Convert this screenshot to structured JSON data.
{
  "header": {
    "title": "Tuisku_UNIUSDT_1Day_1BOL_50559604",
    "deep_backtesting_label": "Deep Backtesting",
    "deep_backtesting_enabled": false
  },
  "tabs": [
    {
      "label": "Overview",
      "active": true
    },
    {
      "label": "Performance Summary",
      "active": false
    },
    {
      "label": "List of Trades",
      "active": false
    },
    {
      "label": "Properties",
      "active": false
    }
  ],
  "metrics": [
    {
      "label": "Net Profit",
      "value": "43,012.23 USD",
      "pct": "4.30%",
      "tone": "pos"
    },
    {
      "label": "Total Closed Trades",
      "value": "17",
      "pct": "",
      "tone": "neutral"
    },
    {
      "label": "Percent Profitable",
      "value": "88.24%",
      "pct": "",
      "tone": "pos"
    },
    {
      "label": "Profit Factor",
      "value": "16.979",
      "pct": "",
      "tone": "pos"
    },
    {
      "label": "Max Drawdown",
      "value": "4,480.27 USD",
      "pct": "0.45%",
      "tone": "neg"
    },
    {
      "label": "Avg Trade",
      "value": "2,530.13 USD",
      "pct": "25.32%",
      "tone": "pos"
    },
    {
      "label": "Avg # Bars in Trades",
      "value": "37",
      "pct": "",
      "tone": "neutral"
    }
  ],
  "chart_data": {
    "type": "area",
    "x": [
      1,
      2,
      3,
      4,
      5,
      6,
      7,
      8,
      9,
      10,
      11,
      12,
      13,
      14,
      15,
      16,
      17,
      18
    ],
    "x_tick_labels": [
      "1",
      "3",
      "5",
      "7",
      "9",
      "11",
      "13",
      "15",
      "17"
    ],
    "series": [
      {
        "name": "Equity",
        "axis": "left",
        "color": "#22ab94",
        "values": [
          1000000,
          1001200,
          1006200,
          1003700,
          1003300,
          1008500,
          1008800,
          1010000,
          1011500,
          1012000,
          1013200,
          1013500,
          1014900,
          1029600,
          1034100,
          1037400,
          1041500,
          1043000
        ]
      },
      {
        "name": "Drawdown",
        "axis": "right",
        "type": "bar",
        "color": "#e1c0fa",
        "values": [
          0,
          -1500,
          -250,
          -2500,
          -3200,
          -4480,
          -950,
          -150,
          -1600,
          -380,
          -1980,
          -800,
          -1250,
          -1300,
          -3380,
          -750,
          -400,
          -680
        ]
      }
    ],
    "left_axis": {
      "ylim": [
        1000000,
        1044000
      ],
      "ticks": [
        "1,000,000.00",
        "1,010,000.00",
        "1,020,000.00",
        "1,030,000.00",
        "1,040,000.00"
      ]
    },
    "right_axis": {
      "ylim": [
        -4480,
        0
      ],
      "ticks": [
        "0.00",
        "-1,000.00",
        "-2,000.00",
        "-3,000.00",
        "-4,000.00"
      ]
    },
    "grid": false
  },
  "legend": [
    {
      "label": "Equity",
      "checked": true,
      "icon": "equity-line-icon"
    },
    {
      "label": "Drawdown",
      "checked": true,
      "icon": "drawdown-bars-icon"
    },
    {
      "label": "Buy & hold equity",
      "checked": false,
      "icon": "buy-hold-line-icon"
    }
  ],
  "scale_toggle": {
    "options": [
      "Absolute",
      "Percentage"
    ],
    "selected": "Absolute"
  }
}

# [Work required]
Write out every record verbatim.

# [Finished exercise]
Convert this screenshot to structured JSON data.
{
  "header": {
    "title": "Tuisku_UNIUSDT_1Day_1BOL_50559604",
    "deep_backtesting_label": "Deep Backtesting",
    "deep_backtesting_enabled": false
  },
  "tabs": [
    {
      "label": "Overview",
      "active": true
    },
    {
      "label": "Performance Summary",
      "active": false
    },
    {
      "label": "List of Trades",
      "active": false
    },
    {
      "label": "Properties",
      "active": false
    }
  ],
  "metrics": [
    {
      "label": "Net Profit",
      "value": "43,012.23 USD",
      "pct": "4.30%",
      "tone": "pos"
    },
    {
      "label": "Total Closed Trades",
      "value": "17",
      "pct": "",
      "tone": "neutral"
    },
    {
      "label": "Percent Profitable",
      "value": "88.24%",
      "pct": "",
      "tone": "pos"
    },
    {
      "label": "Profit Factor",
      "value": "16.979",
      "pct": "",
      "tone": "pos"
    },
    {
      "label": "Max Drawdown",
      "value": "4,480.27 USD",
      "pct": "0.45%",
      "tone": "neg"
    },
    {
      "label": "Avg Trade",
      "value": "2,530.13 USD",
      "pct": "25.32%",
      "tone": "pos"
    },
    {
      "label": "Avg # Bars in Trades",
      "value": "37",
      "pct": "",
      "tone": "neutral"
    }
  ],
  "chart_data": {
    "type": "area",
    "x": [
      1,
      2,
      3,
      4,
      5,
      6,
      7,
      8,
      9,
      10,
      11,
      12,
      13,
      14,
      15,
      16,
      17,
      18
    ],
    "x_tick_labels": [
      "1",
      "3",
      "5",
      "7",
      "9",
      "11",
      "13",
      "15",
      "17"
    ],
    "series": [
      {
        "name": "Equity",
        "axis": "left",
        "color": "#22ab94",
        "values": [
          1000000,
          1001200,
          1006200,
          1003700,
          1003300,
          1008500,
          1008800,
          1010000,
          1011500,
          1012000,
          1013200,
          1013500,
          1014900,
          1029600,
          1034100,
          1037400,
          1041500,
          1043000
        ]
      },
      {
        "name": "Drawdown",
        "axis": "right",
        "type": "bar",
        "color": "#e1c0fa",
        "values": [
          0,
          -1500,
          -250,
          -2500,
          -3200,
          -4480,
          -950,
          -150,
          -1600,
          -380,
          -1980,
          -800,
          -1250,
          -1300,
          -3380,
          -750,
          -400,
          -680
        ]
      }
    ],
    "left_axis": {
      "ylim": [
        1000000,
        1044000
      ],
      "ticks": [
        "1,000,000.00",
        "1,010,000.00",
        "1,020,000.00",
        "1,030,000.00",
        "1,040,000.00"
      ]
    },
    "right_axis": {
      "ylim": [
        -4480,
        0
      ],
      "ticks": [
        "0.00",
        "-1,000.00",
        "-2,000.00",
        "-3,000.00",
        "-4,000.00"
      ]
    },
    "grid": false
  },
  "legend": [
    {
      "label": "Equity",
      "checked": true,
      "icon": "equity-line-icon"
    },
    {
      "label": "Drawdown",
      "checked": true,
      "icon": "drawdown-bars-icon"
    },
    {
      "label": "Buy & hold equity",
      "checked": false,
      "icon": "buy-hold-line-icon"
    }
  ],
  "scale_toggle": {
    "options": [
      "Absolute",
      "Percentage"
    ],
    "selected": "Absolute"
  }
}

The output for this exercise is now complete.